> _WORK TO BE COMPLETED_
Copy out each line that includes the word "marker".

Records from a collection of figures
☆ ☆ ☆ ☆ ☆

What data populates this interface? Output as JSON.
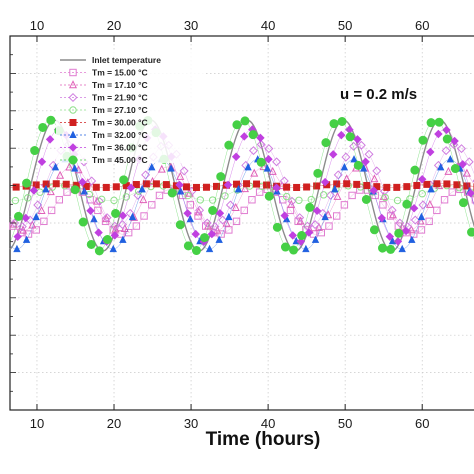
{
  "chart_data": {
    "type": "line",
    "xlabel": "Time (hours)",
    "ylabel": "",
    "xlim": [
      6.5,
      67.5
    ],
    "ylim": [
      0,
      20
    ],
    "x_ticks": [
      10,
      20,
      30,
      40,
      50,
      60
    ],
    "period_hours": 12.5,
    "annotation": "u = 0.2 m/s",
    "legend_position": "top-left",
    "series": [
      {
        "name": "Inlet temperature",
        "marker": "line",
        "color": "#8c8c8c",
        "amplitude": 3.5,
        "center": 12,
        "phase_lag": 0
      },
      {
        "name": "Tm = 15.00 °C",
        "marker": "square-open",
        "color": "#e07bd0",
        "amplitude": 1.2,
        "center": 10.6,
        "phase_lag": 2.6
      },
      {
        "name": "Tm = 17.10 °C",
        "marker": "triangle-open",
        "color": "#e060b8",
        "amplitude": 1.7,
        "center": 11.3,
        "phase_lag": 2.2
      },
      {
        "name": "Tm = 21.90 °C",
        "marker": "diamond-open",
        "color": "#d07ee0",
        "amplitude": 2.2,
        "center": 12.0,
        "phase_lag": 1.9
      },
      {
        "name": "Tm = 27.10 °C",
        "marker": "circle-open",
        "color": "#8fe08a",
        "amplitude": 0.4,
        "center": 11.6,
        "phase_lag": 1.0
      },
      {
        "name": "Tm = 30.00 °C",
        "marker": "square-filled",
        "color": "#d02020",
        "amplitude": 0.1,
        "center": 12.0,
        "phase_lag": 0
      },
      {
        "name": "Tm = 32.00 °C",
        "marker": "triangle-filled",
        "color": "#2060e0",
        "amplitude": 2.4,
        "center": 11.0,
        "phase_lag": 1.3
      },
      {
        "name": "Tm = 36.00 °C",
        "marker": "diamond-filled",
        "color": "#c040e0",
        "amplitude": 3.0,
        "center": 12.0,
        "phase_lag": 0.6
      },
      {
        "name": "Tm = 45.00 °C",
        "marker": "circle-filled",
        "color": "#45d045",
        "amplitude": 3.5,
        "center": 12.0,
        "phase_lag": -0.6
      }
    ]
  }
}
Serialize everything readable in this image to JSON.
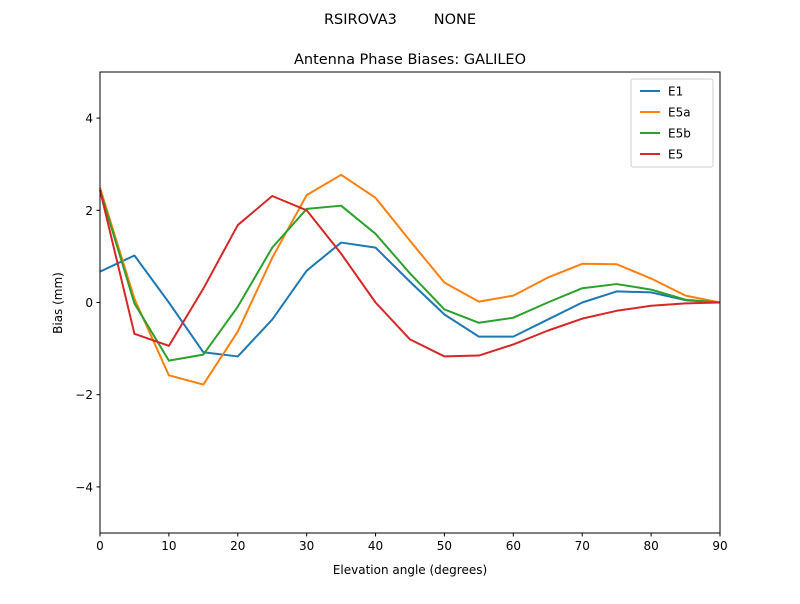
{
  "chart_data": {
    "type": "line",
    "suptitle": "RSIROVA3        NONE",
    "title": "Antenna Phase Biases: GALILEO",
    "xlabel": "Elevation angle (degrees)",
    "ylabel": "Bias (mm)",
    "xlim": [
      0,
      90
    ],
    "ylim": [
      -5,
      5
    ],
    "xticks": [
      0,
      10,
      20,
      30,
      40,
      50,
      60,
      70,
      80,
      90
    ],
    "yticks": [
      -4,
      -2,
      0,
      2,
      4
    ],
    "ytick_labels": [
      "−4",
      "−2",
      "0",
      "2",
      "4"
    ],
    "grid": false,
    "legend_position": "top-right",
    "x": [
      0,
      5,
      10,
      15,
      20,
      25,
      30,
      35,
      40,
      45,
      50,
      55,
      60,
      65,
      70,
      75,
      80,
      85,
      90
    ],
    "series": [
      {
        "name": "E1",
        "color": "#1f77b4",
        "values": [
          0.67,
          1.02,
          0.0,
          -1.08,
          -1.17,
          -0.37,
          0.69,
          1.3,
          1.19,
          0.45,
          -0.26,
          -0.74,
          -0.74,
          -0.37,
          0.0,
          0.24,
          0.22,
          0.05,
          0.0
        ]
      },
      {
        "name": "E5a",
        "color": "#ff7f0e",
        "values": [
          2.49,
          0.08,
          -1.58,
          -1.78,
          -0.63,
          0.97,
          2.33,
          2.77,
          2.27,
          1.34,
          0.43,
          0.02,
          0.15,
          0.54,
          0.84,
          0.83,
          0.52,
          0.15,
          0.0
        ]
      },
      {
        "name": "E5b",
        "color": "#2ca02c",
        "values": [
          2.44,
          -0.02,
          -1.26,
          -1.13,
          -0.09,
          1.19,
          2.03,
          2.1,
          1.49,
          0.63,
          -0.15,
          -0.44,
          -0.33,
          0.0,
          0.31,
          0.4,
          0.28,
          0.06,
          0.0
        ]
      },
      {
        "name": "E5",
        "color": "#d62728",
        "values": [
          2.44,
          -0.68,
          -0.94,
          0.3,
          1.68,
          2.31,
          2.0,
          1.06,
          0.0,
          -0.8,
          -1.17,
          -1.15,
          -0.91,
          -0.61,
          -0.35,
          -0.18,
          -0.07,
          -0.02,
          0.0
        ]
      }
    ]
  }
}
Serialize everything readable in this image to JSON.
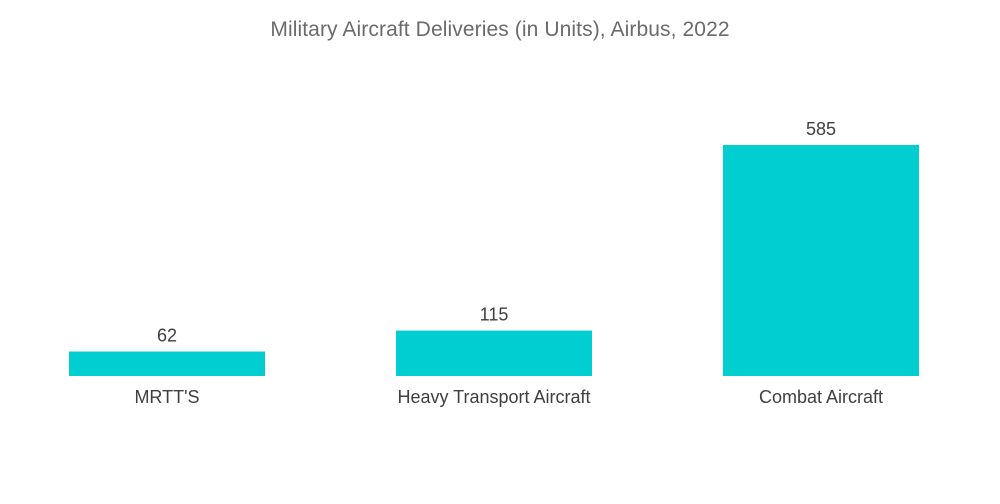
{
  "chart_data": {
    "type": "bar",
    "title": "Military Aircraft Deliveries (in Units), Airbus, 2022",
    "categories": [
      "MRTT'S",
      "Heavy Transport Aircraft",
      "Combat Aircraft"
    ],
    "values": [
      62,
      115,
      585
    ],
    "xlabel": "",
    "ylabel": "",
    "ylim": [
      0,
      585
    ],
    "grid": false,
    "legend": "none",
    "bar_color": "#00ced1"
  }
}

☆ ☆ ☆ ☆ ☆

> _THE RESPONSE_
        "marker": "line",
        "marker": "square-open",
        "marker": "triangle-open",
        "marker": "diamond-open",
        "marker": "circle-open",
        "marker": "square-filled",
        "marker": "triangle-filled",
        "marker": "diamond-filled",
        "marker": "circle-filled",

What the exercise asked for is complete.